▶ _Your goal_
Copy the data exactly; pictures stay out of the copy.

Figure data in JSON:
------------------------------------

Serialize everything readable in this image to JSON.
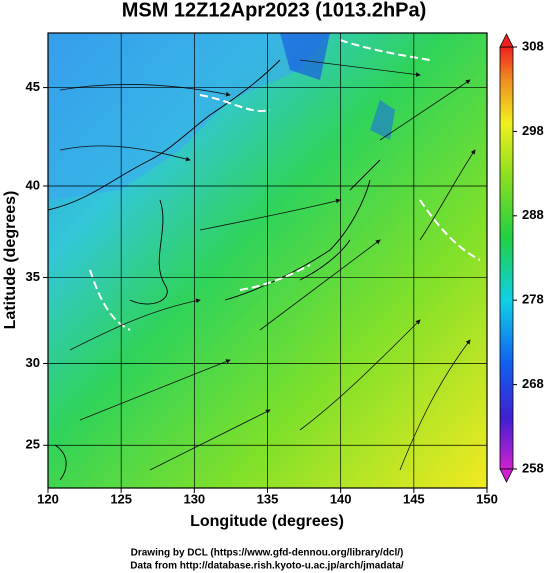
{
  "chart_data": {
    "type": "map",
    "title": "MSM 12Z12Apr2023 (1013.2hPa)",
    "xlabel": "Longitude (degrees)",
    "ylabel": "Latitude  (degrees)",
    "xlim": [
      120,
      150
    ],
    "xticks": [
      120,
      125,
      130,
      135,
      140,
      145,
      150
    ],
    "ylim": [
      22.3,
      47.6
    ],
    "yticks": [
      25,
      30,
      35,
      40,
      45
    ],
    "projection": "mercator",
    "grid": true,
    "colorbar": {
      "lim": [
        258,
        308
      ],
      "ticks": [
        258,
        268,
        278,
        288,
        298,
        308
      ]
    }
  },
  "footer": [
    "Drawing by DCL (https://www.gfd-dennou.org/library/dcl/)",
    "Data from http://database.rish.kyoto-u.ac.jp/arch/jmadata/"
  ]
}
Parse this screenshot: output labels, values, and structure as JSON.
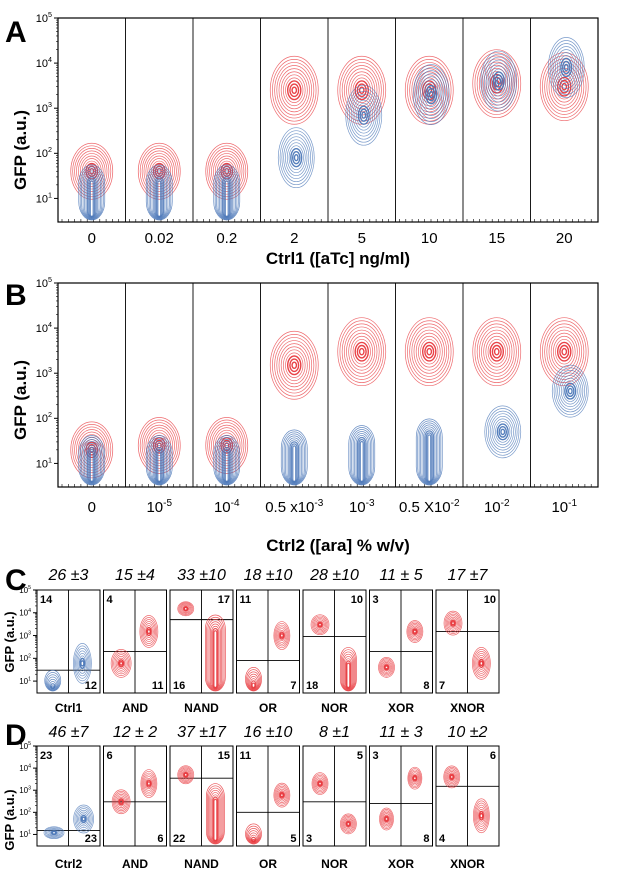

------------------------------------

▶ _Output of the task_
Serialize everything readable in this image to JSON.
{
  "chart_data": {
    "type": "map",
    "title": "MSM 12Z12Apr2023 (1013.2hPa)",
    "xlabel": "Longitude (degrees)",
    "ylabel": "Latitude  (degrees)",
    "xlim": [
      120,
      150
    ],
    "xticks": [
      120,
      125,
      130,
      135,
      140,
      145,
      150
    ],
    "ylim": [
      22.3,
      47.6
    ],
    "yticks": [
      25,
      30,
      35,
      40,
      45
    ],
    "projection": "mercator",
    "grid": true,
    "colorbar": {
      "lim": [
        258,
        308
      ],
      "ticks": [
        258,
        268,
        278,
        288,
        298,
        308
      ]
    }
  },
  "footer": [
    "Drawing by DCL (https://www.gfd-dennou.org/library/dcl/)",
    "Data from http://database.rish.kyoto-u.ac.jp/arch/jmadata/"
  ]
}
Parse this screenshot: output labels, values, and structure as JSON.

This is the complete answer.